Data to process>
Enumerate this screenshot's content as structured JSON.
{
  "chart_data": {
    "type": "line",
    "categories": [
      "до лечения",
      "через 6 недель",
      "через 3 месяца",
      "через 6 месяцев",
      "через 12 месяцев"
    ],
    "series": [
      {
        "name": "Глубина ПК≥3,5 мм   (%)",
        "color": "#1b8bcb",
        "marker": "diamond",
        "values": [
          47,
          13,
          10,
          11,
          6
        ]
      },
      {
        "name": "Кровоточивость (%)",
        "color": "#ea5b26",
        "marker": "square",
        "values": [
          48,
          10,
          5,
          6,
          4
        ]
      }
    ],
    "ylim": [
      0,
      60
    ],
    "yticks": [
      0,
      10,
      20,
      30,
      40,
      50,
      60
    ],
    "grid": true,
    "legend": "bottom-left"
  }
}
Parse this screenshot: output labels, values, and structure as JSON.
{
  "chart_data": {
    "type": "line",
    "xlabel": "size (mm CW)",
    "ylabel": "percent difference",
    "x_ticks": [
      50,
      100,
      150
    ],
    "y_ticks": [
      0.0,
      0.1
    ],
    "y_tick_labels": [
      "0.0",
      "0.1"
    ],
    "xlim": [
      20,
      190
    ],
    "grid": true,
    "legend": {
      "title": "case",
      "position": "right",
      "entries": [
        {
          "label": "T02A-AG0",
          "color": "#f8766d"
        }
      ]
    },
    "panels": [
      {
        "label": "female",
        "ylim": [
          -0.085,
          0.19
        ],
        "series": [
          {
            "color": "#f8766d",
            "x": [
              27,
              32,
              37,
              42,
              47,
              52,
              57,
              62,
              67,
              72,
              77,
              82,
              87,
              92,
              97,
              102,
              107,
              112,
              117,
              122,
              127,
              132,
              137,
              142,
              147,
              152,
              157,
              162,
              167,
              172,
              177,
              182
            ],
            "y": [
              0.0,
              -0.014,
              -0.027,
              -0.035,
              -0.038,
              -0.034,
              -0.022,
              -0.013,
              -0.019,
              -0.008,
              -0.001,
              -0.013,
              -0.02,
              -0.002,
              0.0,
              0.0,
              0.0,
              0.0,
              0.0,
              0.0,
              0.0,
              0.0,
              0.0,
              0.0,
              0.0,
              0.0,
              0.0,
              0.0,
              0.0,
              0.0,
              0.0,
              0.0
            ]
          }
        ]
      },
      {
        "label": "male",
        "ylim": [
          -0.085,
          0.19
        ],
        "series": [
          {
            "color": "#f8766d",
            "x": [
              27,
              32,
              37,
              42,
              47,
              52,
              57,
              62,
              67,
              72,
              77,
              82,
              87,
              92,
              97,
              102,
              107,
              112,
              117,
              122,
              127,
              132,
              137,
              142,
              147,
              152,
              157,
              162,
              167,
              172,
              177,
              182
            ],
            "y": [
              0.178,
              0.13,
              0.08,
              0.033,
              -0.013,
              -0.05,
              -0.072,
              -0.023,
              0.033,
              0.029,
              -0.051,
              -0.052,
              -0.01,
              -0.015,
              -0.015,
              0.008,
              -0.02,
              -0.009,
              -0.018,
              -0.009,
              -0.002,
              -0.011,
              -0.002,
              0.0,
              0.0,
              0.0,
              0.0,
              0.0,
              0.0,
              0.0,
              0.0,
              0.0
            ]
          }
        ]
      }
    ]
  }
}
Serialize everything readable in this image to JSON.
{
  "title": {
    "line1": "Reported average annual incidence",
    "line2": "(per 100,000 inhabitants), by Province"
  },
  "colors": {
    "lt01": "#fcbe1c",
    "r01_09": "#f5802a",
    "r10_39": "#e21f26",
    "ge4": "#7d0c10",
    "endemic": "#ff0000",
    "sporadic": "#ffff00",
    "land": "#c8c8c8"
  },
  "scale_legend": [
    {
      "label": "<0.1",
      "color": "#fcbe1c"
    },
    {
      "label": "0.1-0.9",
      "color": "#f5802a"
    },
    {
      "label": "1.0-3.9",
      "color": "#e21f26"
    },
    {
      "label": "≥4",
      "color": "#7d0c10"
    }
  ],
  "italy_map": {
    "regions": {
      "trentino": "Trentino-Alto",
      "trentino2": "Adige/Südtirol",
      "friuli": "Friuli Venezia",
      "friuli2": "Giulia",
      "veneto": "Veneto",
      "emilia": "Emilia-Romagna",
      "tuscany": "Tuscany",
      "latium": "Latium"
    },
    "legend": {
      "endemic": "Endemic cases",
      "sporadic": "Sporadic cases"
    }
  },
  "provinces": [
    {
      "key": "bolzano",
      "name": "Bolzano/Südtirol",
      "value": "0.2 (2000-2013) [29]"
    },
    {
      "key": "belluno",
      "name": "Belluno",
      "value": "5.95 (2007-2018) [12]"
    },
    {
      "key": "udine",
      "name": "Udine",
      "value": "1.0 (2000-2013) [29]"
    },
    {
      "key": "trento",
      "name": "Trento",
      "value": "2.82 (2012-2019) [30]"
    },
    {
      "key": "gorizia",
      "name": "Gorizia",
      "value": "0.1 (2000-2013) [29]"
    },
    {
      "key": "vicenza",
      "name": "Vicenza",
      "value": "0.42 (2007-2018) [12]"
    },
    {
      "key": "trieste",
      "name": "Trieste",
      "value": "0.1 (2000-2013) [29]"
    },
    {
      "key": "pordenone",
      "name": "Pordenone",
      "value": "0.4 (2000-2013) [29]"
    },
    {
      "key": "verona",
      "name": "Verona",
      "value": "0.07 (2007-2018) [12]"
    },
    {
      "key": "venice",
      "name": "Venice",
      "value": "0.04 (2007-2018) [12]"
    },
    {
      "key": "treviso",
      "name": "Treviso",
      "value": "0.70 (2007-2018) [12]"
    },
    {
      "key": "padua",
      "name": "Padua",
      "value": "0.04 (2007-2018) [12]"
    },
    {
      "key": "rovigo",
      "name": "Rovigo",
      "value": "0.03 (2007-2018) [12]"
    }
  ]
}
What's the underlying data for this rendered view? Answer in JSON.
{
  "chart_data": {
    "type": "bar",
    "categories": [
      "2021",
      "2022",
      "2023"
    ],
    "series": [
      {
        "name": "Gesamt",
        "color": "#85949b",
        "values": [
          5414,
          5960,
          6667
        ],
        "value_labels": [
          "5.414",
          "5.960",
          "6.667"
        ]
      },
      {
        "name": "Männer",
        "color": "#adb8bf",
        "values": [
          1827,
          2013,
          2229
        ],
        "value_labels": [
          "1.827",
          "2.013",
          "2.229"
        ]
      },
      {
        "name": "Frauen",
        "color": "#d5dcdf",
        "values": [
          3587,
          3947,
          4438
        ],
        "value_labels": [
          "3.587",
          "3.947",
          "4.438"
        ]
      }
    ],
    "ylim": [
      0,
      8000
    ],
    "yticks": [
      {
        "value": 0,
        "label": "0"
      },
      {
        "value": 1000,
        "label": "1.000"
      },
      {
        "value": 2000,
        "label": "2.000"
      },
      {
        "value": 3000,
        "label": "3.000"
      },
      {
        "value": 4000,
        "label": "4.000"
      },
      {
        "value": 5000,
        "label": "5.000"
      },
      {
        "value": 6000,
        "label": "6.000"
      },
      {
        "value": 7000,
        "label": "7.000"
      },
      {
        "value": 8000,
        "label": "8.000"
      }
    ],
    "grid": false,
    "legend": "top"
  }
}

Given problem>
Return every line in the listing that contains the word "sporadic".

Solution to the exercise>
    "sporadic": "#ffff00",
      "sporadic": "Sporadic cases"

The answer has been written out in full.